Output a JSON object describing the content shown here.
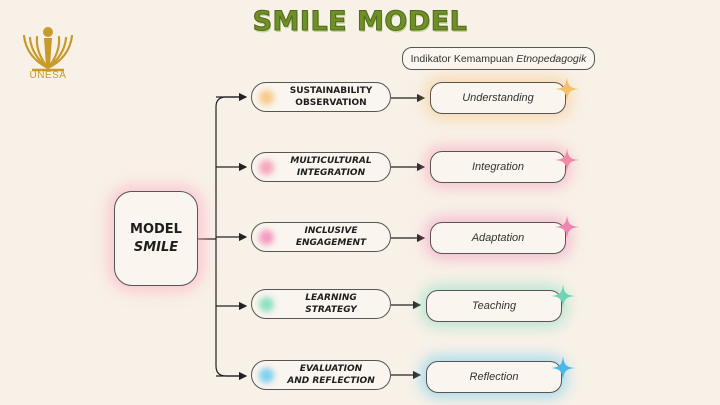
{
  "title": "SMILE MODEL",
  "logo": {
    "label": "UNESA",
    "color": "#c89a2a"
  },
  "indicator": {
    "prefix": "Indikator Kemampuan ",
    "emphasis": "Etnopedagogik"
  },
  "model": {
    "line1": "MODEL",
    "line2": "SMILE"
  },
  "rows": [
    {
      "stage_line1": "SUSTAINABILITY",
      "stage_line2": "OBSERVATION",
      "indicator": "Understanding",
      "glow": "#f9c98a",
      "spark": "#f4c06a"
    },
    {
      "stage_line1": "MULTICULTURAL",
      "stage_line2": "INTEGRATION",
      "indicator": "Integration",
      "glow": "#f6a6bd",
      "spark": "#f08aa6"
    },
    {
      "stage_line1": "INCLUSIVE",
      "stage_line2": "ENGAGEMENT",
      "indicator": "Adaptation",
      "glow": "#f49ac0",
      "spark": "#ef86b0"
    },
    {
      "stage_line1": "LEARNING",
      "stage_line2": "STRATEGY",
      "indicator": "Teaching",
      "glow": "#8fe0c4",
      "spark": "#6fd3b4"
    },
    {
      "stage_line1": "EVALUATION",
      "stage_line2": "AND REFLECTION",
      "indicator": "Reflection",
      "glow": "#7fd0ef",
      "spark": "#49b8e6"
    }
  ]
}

=== Challenge ===
Drop the images and repeat the data exactly.

=== Result for this exercise ===
Output a JSON object describing the content shown here.
{
  "title": "SMILE MODEL",
  "logo": {
    "label": "UNESA",
    "color": "#c89a2a"
  },
  "indicator": {
    "prefix": "Indikator Kemampuan ",
    "emphasis": "Etnopedagogik"
  },
  "model": {
    "line1": "MODEL",
    "line2": "SMILE"
  },
  "rows": [
    {
      "stage_line1": "SUSTAINABILITY",
      "stage_line2": "OBSERVATION",
      "indicator": "Understanding",
      "glow": "#f9c98a",
      "spark": "#f4c06a"
    },
    {
      "stage_line1": "MULTICULTURAL",
      "stage_line2": "INTEGRATION",
      "indicator": "Integration",
      "glow": "#f6a6bd",
      "spark": "#f08aa6"
    },
    {
      "stage_line1": "INCLUSIVE",
      "stage_line2": "ENGAGEMENT",
      "indicator": "Adaptation",
      "glow": "#f49ac0",
      "spark": "#ef86b0"
    },
    {
      "stage_line1": "LEARNING",
      "stage_line2": "STRATEGY",
      "indicator": "Teaching",
      "glow": "#8fe0c4",
      "spark": "#6fd3b4"
    },
    {
      "stage_line1": "EVALUATION",
      "stage_line2": "AND REFLECTION",
      "indicator": "Reflection",
      "glow": "#7fd0ef",
      "spark": "#49b8e6"
    }
  ]
}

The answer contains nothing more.